## YOUR INSTRUCTIONS
Each entry below is to be transcribed exactly.

_ _ _

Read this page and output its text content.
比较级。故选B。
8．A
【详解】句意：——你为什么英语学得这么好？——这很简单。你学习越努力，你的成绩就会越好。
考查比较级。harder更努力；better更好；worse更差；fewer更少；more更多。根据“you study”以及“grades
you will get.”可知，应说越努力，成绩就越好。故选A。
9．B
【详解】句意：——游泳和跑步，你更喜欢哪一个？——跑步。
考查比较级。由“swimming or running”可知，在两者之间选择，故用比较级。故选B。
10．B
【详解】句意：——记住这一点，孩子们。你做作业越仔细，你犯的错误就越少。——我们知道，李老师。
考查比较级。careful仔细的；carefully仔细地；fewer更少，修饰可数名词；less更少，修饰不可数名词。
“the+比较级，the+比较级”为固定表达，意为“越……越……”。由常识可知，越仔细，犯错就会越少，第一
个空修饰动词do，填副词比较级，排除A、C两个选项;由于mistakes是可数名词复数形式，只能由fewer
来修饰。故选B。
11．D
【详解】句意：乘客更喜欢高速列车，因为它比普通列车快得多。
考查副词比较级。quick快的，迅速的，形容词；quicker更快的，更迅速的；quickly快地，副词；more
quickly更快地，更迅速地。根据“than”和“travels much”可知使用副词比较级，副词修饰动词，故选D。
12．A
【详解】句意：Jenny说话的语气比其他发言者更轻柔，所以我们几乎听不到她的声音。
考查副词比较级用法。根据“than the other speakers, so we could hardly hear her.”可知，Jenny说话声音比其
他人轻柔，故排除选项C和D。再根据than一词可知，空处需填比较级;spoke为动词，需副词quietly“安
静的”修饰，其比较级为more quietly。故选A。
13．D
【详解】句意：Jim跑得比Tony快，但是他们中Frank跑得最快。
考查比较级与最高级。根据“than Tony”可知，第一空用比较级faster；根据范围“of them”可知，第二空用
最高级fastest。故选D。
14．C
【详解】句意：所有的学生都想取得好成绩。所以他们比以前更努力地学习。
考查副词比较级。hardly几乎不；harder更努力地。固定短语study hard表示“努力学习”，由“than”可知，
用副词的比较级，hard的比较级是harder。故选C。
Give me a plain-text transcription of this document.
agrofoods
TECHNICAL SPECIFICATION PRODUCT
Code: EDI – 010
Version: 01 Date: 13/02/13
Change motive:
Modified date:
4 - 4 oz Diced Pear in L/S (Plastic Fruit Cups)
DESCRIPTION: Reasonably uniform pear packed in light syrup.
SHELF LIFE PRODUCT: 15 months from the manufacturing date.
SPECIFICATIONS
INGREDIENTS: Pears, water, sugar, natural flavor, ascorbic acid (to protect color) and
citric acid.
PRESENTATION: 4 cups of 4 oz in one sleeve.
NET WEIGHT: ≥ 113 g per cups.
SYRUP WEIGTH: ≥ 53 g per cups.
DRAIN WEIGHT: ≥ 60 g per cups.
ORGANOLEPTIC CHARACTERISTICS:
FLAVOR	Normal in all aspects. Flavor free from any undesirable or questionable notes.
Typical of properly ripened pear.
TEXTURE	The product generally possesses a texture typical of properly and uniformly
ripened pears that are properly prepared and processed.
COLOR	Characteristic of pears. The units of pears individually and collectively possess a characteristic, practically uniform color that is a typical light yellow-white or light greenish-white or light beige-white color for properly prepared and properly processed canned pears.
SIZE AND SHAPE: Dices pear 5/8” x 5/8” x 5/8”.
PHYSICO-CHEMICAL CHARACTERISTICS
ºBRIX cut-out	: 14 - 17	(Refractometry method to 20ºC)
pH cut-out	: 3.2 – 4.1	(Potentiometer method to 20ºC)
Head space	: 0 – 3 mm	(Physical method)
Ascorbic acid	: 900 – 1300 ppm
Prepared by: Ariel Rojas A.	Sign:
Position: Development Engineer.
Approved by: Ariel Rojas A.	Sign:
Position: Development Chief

_ _ _

## RESPONSE BELOW
Read this page and output its text content.
比较级。故选B。
8．A
【详解】句意：——你为什么英语学得这么好？——这很简单。你学习越努力，你的成绩就会越好。
考查比较级。harder更努力；better更好；worse更差；fewer更少；more更多。根据“you study”以及“grades
you will get.”可知，应说越努力，成绩就越好。故选A。
9．B
【详解】句意：——游泳和跑步，你更喜欢哪一个？——跑步。
考查比较级。由“swimming or running”可知，在两者之间选择，故用比较级。故选B。
10．B
【详解】句意：——记住这一点，孩子们。你做作业越仔细，你犯的错误就越少。——我们知道，李老师。
考查比较级。careful仔细的；carefully仔细地；fewer更少，修饰可数名词；less更少，修饰不可数名词。
“the+比较级，the+比较级”为固定表达，意为“越……越……”。由常识可知，越仔细，犯错就会越少，第一
个空修饰动词do，填副词比较级，排除A、C两个选项;由于mistakes是可数名词复数形式，只能由fewer
来修饰。故选B。
11．D
【详解】句意：乘客更喜欢高速列车，因为它比普通列车快得多。
考查副词比较级。quick快的，迅速的，形容词；quicker更快的，更迅速的；quickly快地，副词；more
quickly更快地，更迅速地。根据“than”和“travels much”可知使用副词比较级，副词修饰动词，故选D。
12．A
【详解】句意：Jenny说话的语气比其他发言者更轻柔，所以我们几乎听不到她的声音。
考查副词比较级用法。根据“than the other speakers, so we could hardly hear her.”可知，Jenny说话声音比其
他人轻柔，故排除选项C和D。再根据than一词可知，空处需填比较级;spoke为动词，需副词quietly“安
静的”修饰，其比较级为more quietly。故选A。
13．D
【详解】句意：Jim跑得比Tony快，但是他们中Frank跑得最快。
考查比较级与最高级。根据“than Tony”可知，第一空用比较级faster；根据范围“of them”可知，第二空用
最高级fastest。故选D。
14．C
【详解】句意：所有的学生都想取得好成绩。所以他们比以前更努力地学习。
考查副词比较级。hardly几乎不；harder更努力地。固定短语study hard表示“努力学习”，由“than”可知，
用副词的比较级，hard的比较级是harder。故选C。
Give me a plain-text transcription of this document.
agrofoods
TECHNICAL SPECIFICATION PRODUCT
Code: EDI – 010
Version: 01 Date: 13/02/13
Change motive:
Modified date:
4 - 4 oz Diced Pear in L/S (Plastic Fruit Cups)
DESCRIPTION: Reasonably uniform pear packed in light syrup.
SHELF LIFE PRODUCT: 15 months from the manufacturing date.
SPECIFICATIONS
INGREDIENTS: Pears, water, sugar, natural flavor, ascorbic acid (to protect color) and
citric acid.
PRESENTATION: 4 cups of 4 oz in one sleeve.
NET WEIGHT: ≥ 113 g per cups.
SYRUP WEIGTH: ≥ 53 g per cups.
DRAIN WEIGHT: ≥ 60 g per cups.
ORGANOLEPTIC CHARACTERISTICS:
FLAVOR	Normal in all aspects. Flavor free from any undesirable or questionable notes.
Typical of properly ripened pear.
TEXTURE	The product generally possesses a texture typical of properly and uniformly
ripened pears that are properly prepared and processed.
COLOR	Characteristic of pears. The units of pears individually and collectively possess a characteristic, practically uniform color that is a typical light yellow-white or light greenish-white or light beige-white color for properly prepared and properly processed canned pears.
SIZE AND SHAPE: Dices pear 5/8” x 5/8” x 5/8”.
PHYSICO-CHEMICAL CHARACTERISTICS
ºBRIX cut-out	: 14 - 17	(Refractometry method to 20ºC)
pH cut-out	: 3.2 – 4.1	(Potentiometer method to 20ºC)
Head space	: 0 – 3 mm	(Physical method)
Ascorbic acid	: 900 – 1300 ppm
Prepared by: Ariel Rojas A.	Sign:
Position: Development Engineer.
Approved by: Ariel Rojas A.	Sign:
Position: Development Chief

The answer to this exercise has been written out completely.